(Recorded data)
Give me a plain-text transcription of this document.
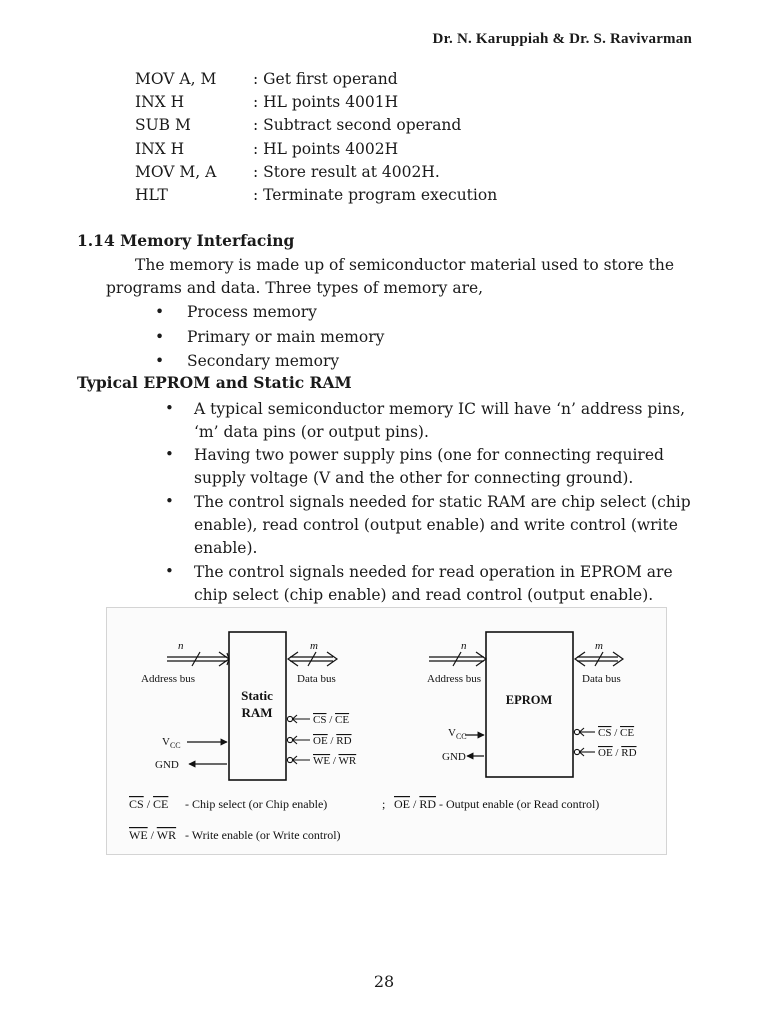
Dr. N. Karuppiah & Dr. S. Ravivarman
MOV A, M : Get first operand
INX H	: HL points 4001H
SUB M	: Subtract second operand
INX H	: HL points 4002H
MOV M, A : Store result at 4002H.
HLT	: Terminate program execution
1.14 Memory Interfacing
The memory is made up of semiconductor material used to store the
programs and data. Three types of memory are,
• Process memory
• Primary or main memory
• Secondary memory
Typical EPROM and Static RAM
• A typical semiconductor memory IC will have ‘n’ address pins,
‘m’ data pins (or output pins).
• Having two power supply pins (one for connecting required
supply voltage (V and the other for connecting ground).
• The control signals needed for static RAM are chip select (chip
enable), read control (output enable) and write control (write
enable).
• The control signals needed for read operation in EPROM are
chip select (chip enable) and read control (output enable).
Static
RAM
n
Address bus
m
Data bus
$V_{CC}$
GND
CS / CE
OE / RD
WE / WR
EPROM
n
Address bus
m
Data bus
$V_{CC}$
GND
CS / CE
OE / RD
CS / CE - Chip select (or Chip enable)	; OE / RD - Output enable (or Read control)
WE / WR - Write enable (or Write control)
28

▸ **TASK STATEMENT**: Set the entries down again exactly. Do not include the images.

▸ **ANSWER TO THE PROBLEM**:
Give me a plain-text transcription of this document.
Dr. N. Karuppiah & Dr. S. Ravivarman
MOV A, M : Get first operand
INX H	: HL points 4001H
SUB M	: Subtract second operand
INX H	: HL points 4002H
MOV M, A : Store result at 4002H.
HLT	: Terminate program execution
1.14 Memory Interfacing
The memory is made up of semiconductor material used to store the
programs and data. Three types of memory are,
• Process memory
• Primary or main memory
• Secondary memory
Typical EPROM and Static RAM
• A typical semiconductor memory IC will have ‘n’ address pins,
‘m’ data pins (or output pins).
• Having two power supply pins (one for connecting required
supply voltage (V and the other for connecting ground).
• The control signals needed for static RAM are chip select (chip
enable), read control (output enable) and write control (write
enable).
• The control signals needed for read operation in EPROM are
chip select (chip enable) and read control (output enable).
Static
RAM
n
Address bus
m
Data bus
$V_{CC}$
GND
CS / CE
OE / RD
WE / WR
EPROM
n
Address bus
m
Data bus
$V_{CC}$
GND
CS / CE
OE / RD
CS / CE - Chip select (or Chip enable)	; OE / RD - Output enable (or Read control)
WE / WR - Write enable (or Write control)
28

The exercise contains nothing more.